> **Quoted text**:
Notice that std::bind is a function and you need to store, as data member, the result of calling it. The data type of that result is not easy to predict (the Standard does not even specify it precisely), so I use a combination of decltype and std::declval to compute that data type at compile time. See the definition of Action::bind_type above.

Also notice how I used universal references in the templated constructor. This ensures that you can pass arguments that do not match the class template parameters T... exactly (e.g. you can use rvalue references to some of the T and you will get them forwarded as-is to the bind call.)

Final note: If you want to store arguments as references (so that the function you pass can modify, rather than merely use, them), you need to use std::ref to wrap them in reference objects. Merely passing a T & will create a copy of the value, not a reference.

> **Aim**: Return, without any change, the part of the std::bind explanation that opens with the words containing "Also notice how" and closes with "the bind call.)".

> **Collected material**:
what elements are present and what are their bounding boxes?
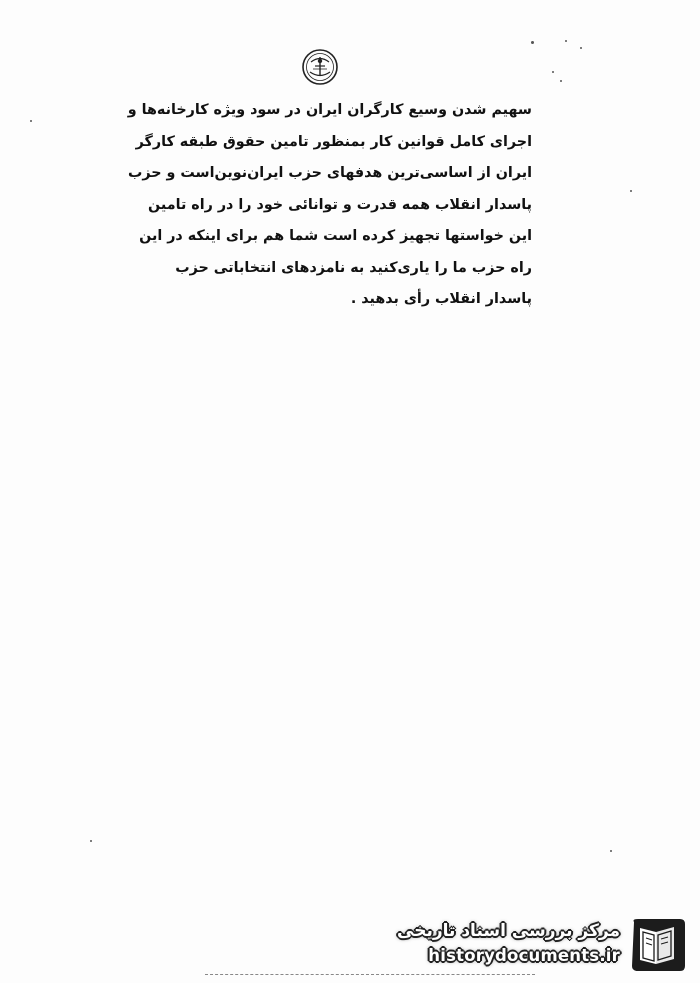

> **Response to the exercise**:
Also notice how I used universal references in the templated constructor. This ensures that you can pass arguments that do not match the class template parameters T... exactly (e.g. you can use rvalue references to some of the T and you will get them forwarded as-is to the bind call.)